### DATASET EXCERPTS
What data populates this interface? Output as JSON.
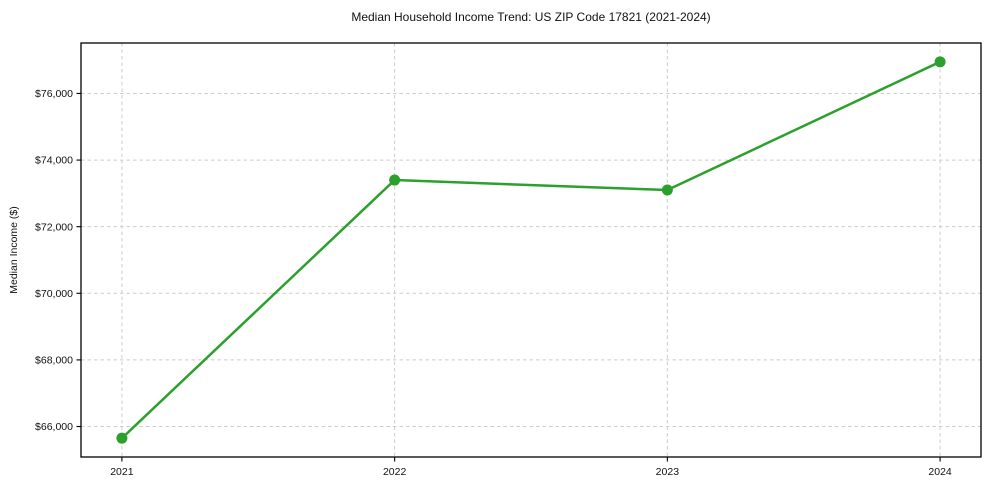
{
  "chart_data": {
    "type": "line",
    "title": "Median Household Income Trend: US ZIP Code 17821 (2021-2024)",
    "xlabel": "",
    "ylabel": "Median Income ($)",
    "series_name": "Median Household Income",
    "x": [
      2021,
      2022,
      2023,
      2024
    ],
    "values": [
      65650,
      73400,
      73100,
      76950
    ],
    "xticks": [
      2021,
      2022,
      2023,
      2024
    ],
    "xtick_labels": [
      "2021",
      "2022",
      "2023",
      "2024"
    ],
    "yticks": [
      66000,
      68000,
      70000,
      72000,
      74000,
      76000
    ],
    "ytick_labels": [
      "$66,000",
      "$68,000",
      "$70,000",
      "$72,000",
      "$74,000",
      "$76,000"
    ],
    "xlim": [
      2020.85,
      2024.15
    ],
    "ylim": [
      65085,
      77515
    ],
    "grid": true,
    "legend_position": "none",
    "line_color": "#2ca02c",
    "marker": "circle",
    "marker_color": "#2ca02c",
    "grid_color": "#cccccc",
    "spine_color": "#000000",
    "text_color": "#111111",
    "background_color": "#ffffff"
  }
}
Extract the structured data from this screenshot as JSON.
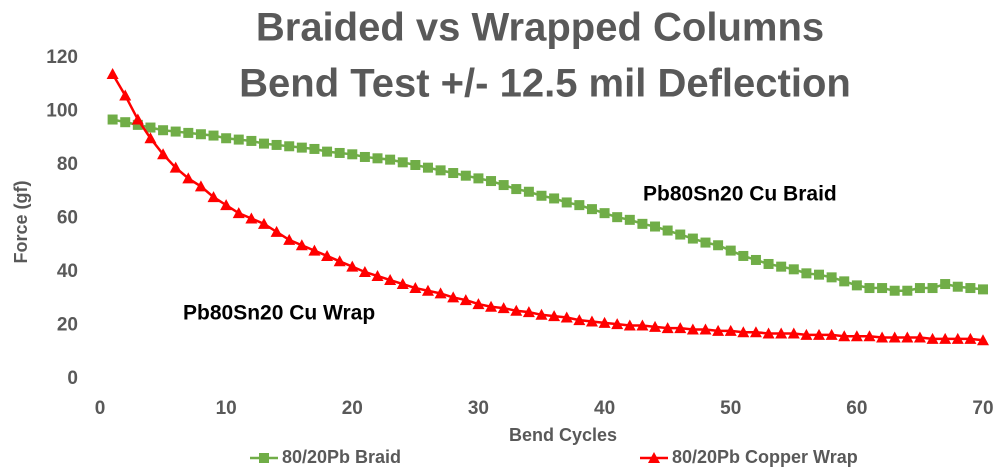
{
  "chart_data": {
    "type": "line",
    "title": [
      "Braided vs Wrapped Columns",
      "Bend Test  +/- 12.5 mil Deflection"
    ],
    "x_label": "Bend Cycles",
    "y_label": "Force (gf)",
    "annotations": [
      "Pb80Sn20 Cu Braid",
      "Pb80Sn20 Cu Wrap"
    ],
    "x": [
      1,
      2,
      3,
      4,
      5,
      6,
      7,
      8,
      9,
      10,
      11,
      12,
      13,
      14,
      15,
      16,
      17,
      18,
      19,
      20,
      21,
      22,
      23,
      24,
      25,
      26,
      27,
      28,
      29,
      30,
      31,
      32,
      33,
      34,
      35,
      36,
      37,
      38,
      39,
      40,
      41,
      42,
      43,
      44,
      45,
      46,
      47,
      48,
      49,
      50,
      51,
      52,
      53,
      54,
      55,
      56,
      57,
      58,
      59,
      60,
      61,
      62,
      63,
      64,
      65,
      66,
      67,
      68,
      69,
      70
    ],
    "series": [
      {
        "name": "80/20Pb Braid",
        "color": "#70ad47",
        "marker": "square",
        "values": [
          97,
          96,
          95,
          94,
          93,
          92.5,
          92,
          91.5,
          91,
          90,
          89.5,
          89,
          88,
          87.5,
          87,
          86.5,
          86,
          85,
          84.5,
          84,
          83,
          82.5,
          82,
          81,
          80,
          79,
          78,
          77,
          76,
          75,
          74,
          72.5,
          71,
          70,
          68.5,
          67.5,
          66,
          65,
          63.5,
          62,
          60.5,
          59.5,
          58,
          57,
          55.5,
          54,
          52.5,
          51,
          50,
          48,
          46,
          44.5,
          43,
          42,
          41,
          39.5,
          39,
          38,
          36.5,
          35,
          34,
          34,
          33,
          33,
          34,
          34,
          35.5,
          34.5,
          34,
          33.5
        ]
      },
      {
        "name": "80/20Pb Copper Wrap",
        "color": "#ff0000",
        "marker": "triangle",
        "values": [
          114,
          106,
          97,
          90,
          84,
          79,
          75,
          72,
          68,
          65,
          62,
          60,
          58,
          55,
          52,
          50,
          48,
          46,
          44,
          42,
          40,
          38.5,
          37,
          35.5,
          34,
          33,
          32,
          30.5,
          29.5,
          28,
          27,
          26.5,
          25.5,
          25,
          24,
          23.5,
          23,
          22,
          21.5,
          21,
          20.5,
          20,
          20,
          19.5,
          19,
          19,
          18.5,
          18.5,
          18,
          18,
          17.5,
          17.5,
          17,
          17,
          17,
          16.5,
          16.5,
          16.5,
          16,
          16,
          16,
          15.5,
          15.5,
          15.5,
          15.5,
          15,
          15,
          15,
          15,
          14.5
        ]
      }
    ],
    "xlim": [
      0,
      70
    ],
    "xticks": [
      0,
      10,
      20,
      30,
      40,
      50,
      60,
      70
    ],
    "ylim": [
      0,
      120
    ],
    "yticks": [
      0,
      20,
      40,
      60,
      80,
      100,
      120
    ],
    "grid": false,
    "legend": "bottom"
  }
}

### EXERCISE AIM
Copy out every line in the listing where the word "Household" appears.

### OUTPUT
    "title": "Median Household Income Trend: US ZIP Code 17821 (2021-2024)",
    "series_name": "Median Household Income",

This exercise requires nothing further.